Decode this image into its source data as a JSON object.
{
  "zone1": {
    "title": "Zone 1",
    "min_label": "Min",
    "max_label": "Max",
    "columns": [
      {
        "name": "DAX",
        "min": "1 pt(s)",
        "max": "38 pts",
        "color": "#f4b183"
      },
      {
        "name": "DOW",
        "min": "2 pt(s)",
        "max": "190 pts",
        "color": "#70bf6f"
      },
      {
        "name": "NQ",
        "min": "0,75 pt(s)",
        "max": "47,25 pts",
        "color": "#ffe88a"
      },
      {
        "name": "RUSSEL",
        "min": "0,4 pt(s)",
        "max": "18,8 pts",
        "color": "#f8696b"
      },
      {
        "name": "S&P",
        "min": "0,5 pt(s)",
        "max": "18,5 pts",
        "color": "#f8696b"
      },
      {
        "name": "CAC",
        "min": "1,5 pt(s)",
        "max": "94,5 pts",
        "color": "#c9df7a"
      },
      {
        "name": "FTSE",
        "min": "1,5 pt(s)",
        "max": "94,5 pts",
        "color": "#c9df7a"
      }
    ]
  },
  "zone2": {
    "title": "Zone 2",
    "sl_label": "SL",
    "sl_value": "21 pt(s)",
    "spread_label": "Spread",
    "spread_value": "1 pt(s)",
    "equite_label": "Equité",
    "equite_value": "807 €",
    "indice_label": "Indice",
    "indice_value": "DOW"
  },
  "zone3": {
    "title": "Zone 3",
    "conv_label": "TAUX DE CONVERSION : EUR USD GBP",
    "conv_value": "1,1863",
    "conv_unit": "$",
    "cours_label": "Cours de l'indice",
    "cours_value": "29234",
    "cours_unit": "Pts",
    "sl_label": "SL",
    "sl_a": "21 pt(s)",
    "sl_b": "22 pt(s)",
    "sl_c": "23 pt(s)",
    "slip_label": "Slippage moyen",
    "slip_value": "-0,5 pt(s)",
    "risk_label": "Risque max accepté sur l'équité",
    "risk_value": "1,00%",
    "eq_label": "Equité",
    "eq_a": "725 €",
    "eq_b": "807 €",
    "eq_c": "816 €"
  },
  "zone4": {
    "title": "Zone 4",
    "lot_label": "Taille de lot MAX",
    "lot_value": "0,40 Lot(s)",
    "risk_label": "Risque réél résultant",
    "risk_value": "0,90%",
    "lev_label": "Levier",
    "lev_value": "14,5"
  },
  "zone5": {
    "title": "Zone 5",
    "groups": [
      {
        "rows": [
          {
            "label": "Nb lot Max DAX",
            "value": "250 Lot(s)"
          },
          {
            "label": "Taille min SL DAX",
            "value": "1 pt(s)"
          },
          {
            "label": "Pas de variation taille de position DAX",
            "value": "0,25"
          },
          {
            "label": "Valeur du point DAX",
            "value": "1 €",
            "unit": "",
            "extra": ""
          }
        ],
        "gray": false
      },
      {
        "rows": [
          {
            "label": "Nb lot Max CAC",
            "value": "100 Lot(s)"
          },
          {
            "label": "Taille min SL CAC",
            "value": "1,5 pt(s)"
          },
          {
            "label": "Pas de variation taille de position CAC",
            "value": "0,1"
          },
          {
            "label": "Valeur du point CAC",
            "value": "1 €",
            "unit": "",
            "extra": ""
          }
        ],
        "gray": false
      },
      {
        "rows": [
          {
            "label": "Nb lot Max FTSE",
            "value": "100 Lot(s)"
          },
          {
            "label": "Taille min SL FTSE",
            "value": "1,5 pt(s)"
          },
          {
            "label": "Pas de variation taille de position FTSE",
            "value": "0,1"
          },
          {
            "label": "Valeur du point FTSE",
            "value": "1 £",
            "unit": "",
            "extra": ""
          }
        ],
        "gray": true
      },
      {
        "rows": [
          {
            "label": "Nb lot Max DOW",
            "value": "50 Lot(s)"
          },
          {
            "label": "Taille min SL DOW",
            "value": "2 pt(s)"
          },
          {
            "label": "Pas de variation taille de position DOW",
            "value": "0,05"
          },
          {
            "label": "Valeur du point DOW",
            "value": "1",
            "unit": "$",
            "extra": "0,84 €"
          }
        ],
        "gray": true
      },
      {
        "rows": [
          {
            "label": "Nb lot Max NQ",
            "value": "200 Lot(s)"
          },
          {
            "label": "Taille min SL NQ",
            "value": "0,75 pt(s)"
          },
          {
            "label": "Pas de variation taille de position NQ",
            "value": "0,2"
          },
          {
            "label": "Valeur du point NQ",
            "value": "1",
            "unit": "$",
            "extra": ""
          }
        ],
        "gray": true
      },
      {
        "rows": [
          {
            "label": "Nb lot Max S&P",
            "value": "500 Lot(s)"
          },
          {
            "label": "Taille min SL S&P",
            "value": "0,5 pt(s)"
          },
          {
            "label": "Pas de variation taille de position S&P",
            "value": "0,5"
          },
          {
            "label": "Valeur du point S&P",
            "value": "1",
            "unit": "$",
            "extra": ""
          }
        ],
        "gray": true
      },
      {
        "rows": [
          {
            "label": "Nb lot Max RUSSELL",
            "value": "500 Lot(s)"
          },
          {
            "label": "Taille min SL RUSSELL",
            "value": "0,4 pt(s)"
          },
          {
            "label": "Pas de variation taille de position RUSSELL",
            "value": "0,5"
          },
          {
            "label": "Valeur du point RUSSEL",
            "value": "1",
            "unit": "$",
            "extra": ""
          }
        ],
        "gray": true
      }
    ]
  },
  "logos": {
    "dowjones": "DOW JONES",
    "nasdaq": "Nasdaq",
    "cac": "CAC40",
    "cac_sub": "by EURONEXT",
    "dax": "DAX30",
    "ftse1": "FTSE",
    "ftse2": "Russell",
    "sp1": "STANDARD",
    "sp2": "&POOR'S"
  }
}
######
### What you will do
Make an exact copy of the records.

### Exercise answer
Decode this image into its source data as a JSON object.
{
  "zone1": {
    "title": "Zone 1",
    "min_label": "Min",
    "max_label": "Max",
    "columns": [
      {
        "name": "DAX",
        "min": "1 pt(s)",
        "max": "38 pts",
        "color": "#f4b183"
      },
      {
        "name": "DOW",
        "min": "2 pt(s)",
        "max": "190 pts",
        "color": "#70bf6f"
      },
      {
        "name": "NQ",
        "min": "0,75 pt(s)",
        "max": "47,25 pts",
        "color": "#ffe88a"
      },
      {
        "name": "RUSSEL",
        "min": "0,4 pt(s)",
        "max": "18,8 pts",
        "color": "#f8696b"
      },
      {
        "name": "S&P",
        "min": "0,5 pt(s)",
        "max": "18,5 pts",
        "color": "#f8696b"
      },
      {
        "name": "CAC",
        "min": "1,5 pt(s)",
        "max": "94,5 pts",
        "color": "#c9df7a"
      },
      {
        "name": "FTSE",
        "min": "1,5 pt(s)",
        "max": "94,5 pts",
        "color": "#c9df7a"
      }
    ]
  },
  "zone2": {
    "title": "Zone 2",
    "sl_label": "SL",
    "sl_value": "21 pt(s)",
    "spread_label": "Spread",
    "spread_value": "1 pt(s)",
    "equite_label": "Equité",
    "equite_value": "807 €",
    "indice_label": "Indice",
    "indice_value": "DOW"
  },
  "zone3": {
    "title": "Zone 3",
    "conv_label": "TAUX DE CONVERSION : EUR USD GBP",
    "conv_value": "1,1863",
    "conv_unit": "$",
    "cours_label": "Cours de l'indice",
    "cours_value": "29234",
    "cours_unit": "Pts",
    "sl_label": "SL",
    "sl_a": "21 pt(s)",
    "sl_b": "22 pt(s)",
    "sl_c": "23 pt(s)",
    "slip_label": "Slippage moyen",
    "slip_value": "-0,5 pt(s)",
    "risk_label": "Risque max accepté sur l'équité",
    "risk_value": "1,00%",
    "eq_label": "Equité",
    "eq_a": "725 €",
    "eq_b": "807 €",
    "eq_c": "816 €"
  },
  "zone4": {
    "title": "Zone 4",
    "lot_label": "Taille de lot MAX",
    "lot_value": "0,40 Lot(s)",
    "risk_label": "Risque réél résultant",
    "risk_value": "0,90%",
    "lev_label": "Levier",
    "lev_value": "14,5"
  },
  "zone5": {
    "title": "Zone 5",
    "groups": [
      {
        "rows": [
          {
            "label": "Nb lot Max DAX",
            "value": "250 Lot(s)"
          },
          {
            "label": "Taille min SL DAX",
            "value": "1 pt(s)"
          },
          {
            "label": "Pas de variation taille de position DAX",
            "value": "0,25"
          },
          {
            "label": "Valeur du point DAX",
            "value": "1 €",
            "unit": "",
            "extra": ""
          }
        ],
        "gray": false
      },
      {
        "rows": [
          {
            "label": "Nb lot Max CAC",
            "value": "100 Lot(s)"
          },
          {
            "label": "Taille min SL CAC",
            "value": "1,5 pt(s)"
          },
          {
            "label": "Pas de variation taille de position CAC",
            "value": "0,1"
          },
          {
            "label": "Valeur du point CAC",
            "value": "1 €",
            "unit": "",
            "extra": ""
          }
        ],
        "gray": false
      },
      {
        "rows": [
          {
            "label": "Nb lot Max FTSE",
            "value": "100 Lot(s)"
          },
          {
            "label": "Taille min SL FTSE",
            "value": "1,5 pt(s)"
          },
          {
            "label": "Pas de variation taille de position FTSE",
            "value": "0,1"
          },
          {
            "label": "Valeur du point FTSE",
            "value": "1 £",
            "unit": "",
            "extra": ""
          }
        ],
        "gray": true
      },
      {
        "rows": [
          {
            "label": "Nb lot Max DOW",
            "value": "50 Lot(s)"
          },
          {
            "label": "Taille min SL DOW",
            "value": "2 pt(s)"
          },
          {
            "label": "Pas de variation taille de position DOW",
            "value": "0,05"
          },
          {
            "label": "Valeur du point DOW",
            "value": "1",
            "unit": "$",
            "extra": "0,84 €"
          }
        ],
        "gray": true
      },
      {
        "rows": [
          {
            "label": "Nb lot Max NQ",
            "value": "200 Lot(s)"
          },
          {
            "label": "Taille min SL NQ",
            "value": "0,75 pt(s)"
          },
          {
            "label": "Pas de variation taille de position NQ",
            "value": "0,2"
          },
          {
            "label": "Valeur du point NQ",
            "value": "1",
            "unit": "$",
            "extra": ""
          }
        ],
        "gray": true
      },
      {
        "rows": [
          {
            "label": "Nb lot Max S&P",
            "value": "500 Lot(s)"
          },
          {
            "label": "Taille min SL S&P",
            "value": "0,5 pt(s)"
          },
          {
            "label": "Pas de variation taille de position S&P",
            "value": "0,5"
          },
          {
            "label": "Valeur du point S&P",
            "value": "1",
            "unit": "$",
            "extra": ""
          }
        ],
        "gray": true
      },
      {
        "rows": [
          {
            "label": "Nb lot Max RUSSELL",
            "value": "500 Lot(s)"
          },
          {
            "label": "Taille min SL RUSSELL",
            "value": "0,4 pt(s)"
          },
          {
            "label": "Pas de variation taille de position RUSSELL",
            "value": "0,5"
          },
          {
            "label": "Valeur du point RUSSEL",
            "value": "1",
            "unit": "$",
            "extra": ""
          }
        ],
        "gray": true
      }
    ]
  },
  "logos": {
    "dowjones": "DOW JONES",
    "nasdaq": "Nasdaq",
    "cac": "CAC40",
    "cac_sub": "by EURONEXT",
    "dax": "DAX30",
    "ftse1": "FTSE",
    "ftse2": "Russell",
    "sp1": "STANDARD",
    "sp2": "&POOR'S"
  }
}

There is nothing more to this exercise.